━━━━━ THE RECORDS
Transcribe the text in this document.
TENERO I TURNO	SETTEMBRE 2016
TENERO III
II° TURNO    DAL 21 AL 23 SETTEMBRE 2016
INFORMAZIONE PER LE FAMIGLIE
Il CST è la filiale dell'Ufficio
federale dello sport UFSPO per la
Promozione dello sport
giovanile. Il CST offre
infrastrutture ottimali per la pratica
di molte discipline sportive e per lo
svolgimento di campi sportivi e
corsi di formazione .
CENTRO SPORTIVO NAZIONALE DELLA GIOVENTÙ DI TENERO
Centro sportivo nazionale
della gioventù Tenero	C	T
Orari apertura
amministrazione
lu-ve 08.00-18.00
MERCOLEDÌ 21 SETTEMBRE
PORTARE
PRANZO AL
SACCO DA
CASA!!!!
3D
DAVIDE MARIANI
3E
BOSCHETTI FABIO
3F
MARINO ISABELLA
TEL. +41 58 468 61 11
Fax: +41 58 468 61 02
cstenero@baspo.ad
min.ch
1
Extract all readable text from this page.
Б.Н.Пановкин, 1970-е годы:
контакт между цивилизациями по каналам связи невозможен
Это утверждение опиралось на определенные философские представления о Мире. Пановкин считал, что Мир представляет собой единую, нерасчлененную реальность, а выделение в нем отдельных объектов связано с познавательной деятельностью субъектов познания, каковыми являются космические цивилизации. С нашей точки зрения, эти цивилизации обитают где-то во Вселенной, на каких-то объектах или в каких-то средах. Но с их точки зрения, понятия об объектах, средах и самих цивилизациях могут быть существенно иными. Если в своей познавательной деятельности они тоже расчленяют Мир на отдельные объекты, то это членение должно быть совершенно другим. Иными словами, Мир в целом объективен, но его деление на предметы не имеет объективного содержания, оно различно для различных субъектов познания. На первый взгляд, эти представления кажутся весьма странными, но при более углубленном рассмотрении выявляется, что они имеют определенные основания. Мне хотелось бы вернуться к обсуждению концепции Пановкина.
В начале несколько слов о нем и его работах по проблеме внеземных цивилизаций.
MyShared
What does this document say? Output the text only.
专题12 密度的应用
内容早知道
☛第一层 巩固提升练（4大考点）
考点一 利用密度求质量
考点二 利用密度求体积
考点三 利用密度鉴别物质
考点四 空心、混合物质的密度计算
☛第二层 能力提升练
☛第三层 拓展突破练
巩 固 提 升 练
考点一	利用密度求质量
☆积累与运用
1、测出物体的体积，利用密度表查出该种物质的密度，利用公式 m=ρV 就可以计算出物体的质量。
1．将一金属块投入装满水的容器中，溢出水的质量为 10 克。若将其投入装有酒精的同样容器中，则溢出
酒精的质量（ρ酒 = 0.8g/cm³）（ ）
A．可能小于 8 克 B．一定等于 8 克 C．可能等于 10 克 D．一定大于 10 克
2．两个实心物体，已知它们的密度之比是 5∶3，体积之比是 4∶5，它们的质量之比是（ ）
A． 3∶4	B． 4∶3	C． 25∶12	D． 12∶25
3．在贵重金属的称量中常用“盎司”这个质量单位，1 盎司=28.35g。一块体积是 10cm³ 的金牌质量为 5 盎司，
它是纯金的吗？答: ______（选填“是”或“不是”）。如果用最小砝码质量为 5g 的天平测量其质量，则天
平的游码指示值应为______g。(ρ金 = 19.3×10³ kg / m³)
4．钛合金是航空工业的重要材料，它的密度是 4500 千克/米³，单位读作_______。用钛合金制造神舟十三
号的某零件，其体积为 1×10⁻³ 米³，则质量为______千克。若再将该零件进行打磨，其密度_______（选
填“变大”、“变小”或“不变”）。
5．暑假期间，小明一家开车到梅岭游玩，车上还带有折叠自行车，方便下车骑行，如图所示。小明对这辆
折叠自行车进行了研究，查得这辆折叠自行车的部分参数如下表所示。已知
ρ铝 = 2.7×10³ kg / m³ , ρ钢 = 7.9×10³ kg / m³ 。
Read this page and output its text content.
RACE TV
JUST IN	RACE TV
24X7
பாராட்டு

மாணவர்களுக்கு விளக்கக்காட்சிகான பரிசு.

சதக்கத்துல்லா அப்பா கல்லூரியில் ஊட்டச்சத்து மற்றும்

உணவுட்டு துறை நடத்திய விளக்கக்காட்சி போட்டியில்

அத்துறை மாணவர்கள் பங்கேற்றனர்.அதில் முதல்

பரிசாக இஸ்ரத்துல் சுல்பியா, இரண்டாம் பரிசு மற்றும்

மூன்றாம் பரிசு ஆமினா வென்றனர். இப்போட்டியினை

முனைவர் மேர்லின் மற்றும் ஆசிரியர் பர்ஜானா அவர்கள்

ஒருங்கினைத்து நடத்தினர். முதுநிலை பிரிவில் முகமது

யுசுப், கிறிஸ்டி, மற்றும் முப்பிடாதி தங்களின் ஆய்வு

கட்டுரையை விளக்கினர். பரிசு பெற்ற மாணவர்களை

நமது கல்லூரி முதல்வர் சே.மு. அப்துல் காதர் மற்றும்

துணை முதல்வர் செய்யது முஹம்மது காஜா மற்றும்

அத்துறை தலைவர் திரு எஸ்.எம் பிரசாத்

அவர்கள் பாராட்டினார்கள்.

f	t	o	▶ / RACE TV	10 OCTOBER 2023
━━━━━━━━━━
**TASK:** Give back the data above exactly as it appears.

**EXERCISE SOLUTION:**
Transcribe the text in this document.
TENERO I TURNO	SETTEMBRE 2016
TENERO III
II° TURNO    DAL 21 AL 23 SETTEMBRE 2016
INFORMAZIONE PER LE FAMIGLIE
Il CST è la filiale dell'Ufficio
federale dello sport UFSPO per la
Promozione dello sport
giovanile. Il CST offre
infrastrutture ottimali per la pratica
di molte discipline sportive e per lo
svolgimento di campi sportivi e
corsi di formazione .
CENTRO SPORTIVO NAZIONALE DELLA GIOVENTÙ DI TENERO
Centro sportivo nazionale
della gioventù Tenero	C	T
Orari apertura
amministrazione
lu-ve 08.00-18.00
MERCOLEDÌ 21 SETTEMBRE
PORTARE
PRANZO AL
SACCO DA
CASA!!!!
3D
DAVIDE MARIANI
3E
BOSCHETTI FABIO
3F
MARINO ISABELLA
TEL. +41 58 468 61 11
Fax: +41 58 468 61 02
cstenero@baspo.ad
min.ch
1
Extract all readable text from this page.
Б.Н.Пановкин, 1970-е годы:
контакт между цивилизациями по каналам связи невозможен
Это утверждение опиралось на определенные философские представления о Мире. Пановкин считал, что Мир представляет собой единую, нерасчлененную реальность, а выделение в нем отдельных объектов связано с познавательной деятельностью субъектов познания, каковыми являются космические цивилизации. С нашей точки зрения, эти цивилизации обитают где-то во Вселенной, на каких-то объектах или в каких-то средах. Но с их точки зрения, понятия об объектах, средах и самих цивилизациях могут быть существенно иными. Если в своей познавательной деятельности они тоже расчленяют Мир на отдельные объекты, то это членение должно быть совершенно другим. Иными словами, Мир в целом объективен, но его деление на предметы не имеет объективного содержания, оно различно для различных субъектов познания. На первый взгляд, эти представления кажутся весьма странными, но при более углубленном рассмотрении выявляется, что они имеют определенные основания. Мне хотелось бы вернуться к обсуждению концепции Пановкина.
В начале несколько слов о нем и его работах по проблеме внеземных цивилизаций.
MyShared
What does this document say? Output the text only.
专题12 密度的应用
内容早知道
☛第一层 巩固提升练（4大考点）
考点一 利用密度求质量
考点二 利用密度求体积
考点三 利用密度鉴别物质
考点四 空心、混合物质的密度计算
☛第二层 能力提升练
☛第三层 拓展突破练
巩 固 提 升 练
考点一	利用密度求质量
☆积累与运用
1、测出物体的体积，利用密度表查出该种物质的密度，利用公式 m=ρV 就可以计算出物体的质量。
1．将一金属块投入装满水的容器中，溢出水的质量为 10 克。若将其投入装有酒精的同样容器中，则溢出
酒精的质量（ρ酒 = 0.8g/cm³）（ ）
A．可能小于 8 克 B．一定等于 8 克 C．可能等于 10 克 D．一定大于 10 克
2．两个实心物体，已知它们的密度之比是 5∶3，体积之比是 4∶5，它们的质量之比是（ ）
A． 3∶4	B． 4∶3	C． 25∶12	D． 12∶25
3．在贵重金属的称量中常用“盎司”这个质量单位，1 盎司=28.35g。一块体积是 10cm³ 的金牌质量为 5 盎司，
它是纯金的吗？答: ______（选填“是”或“不是”）。如果用最小砝码质量为 5g 的天平测量其质量，则天
平的游码指示值应为______g。(ρ金 = 19.3×10³ kg / m³)
4．钛合金是航空工业的重要材料，它的密度是 4500 千克/米³，单位读作_______。用钛合金制造神舟十三
号的某零件，其体积为 1×10⁻³ 米³，则质量为______千克。若再将该零件进行打磨，其密度_______（选
填“变大”、“变小”或“不变”）。
5．暑假期间，小明一家开车到梅岭游玩，车上还带有折叠自行车，方便下车骑行，如图所示。小明对这辆
折叠自行车进行了研究，查得这辆折叠自行车的部分参数如下表所示。已知
ρ铝 = 2.7×10³ kg / m³ , ρ钢 = 7.9×10³ kg / m³ 。
Read this page and output its text content.
RACE TV
JUST IN	RACE TV
24X7
பாராட்டு

மாணவர்களுக்கு விளக்கக்காட்சிகான பரிசு.

சதக்கத்துல்லா அப்பா கல்லூரியில் ஊட்டச்சத்து மற்றும்

உணவுட்டு துறை நடத்திய விளக்கக்காட்சி போட்டியில்

அத்துறை மாணவர்கள் பங்கேற்றனர்.அதில் முதல்

பரிசாக இஸ்ரத்துல் சுல்பியா, இரண்டாம் பரிசு மற்றும்

மூன்றாம் பரிசு ஆமினா வென்றனர். இப்போட்டியினை

முனைவர் மேர்லின் மற்றும் ஆசிரியர் பர்ஜானா அவர்கள்

ஒருங்கினைத்து நடத்தினர். முதுநிலை பிரிவில் முகமது

யுசுப், கிறிஸ்டி, மற்றும் முப்பிடாதி தங்களின் ஆய்வு

கட்டுரையை விளக்கினர். பரிசு பெற்ற மாணவர்களை

நமது கல்லூரி முதல்வர் சே.மு. அப்துல் காதர் மற்றும்

துணை முதல்வர் செய்யது முஹம்மது காஜா மற்றும்

அத்துறை தலைவர் திரு எஸ்.எம் பிரசாத்

அவர்கள் பாராட்டினார்கள்.

f	t	o	▶ / RACE TV	10 OCTOBER 2023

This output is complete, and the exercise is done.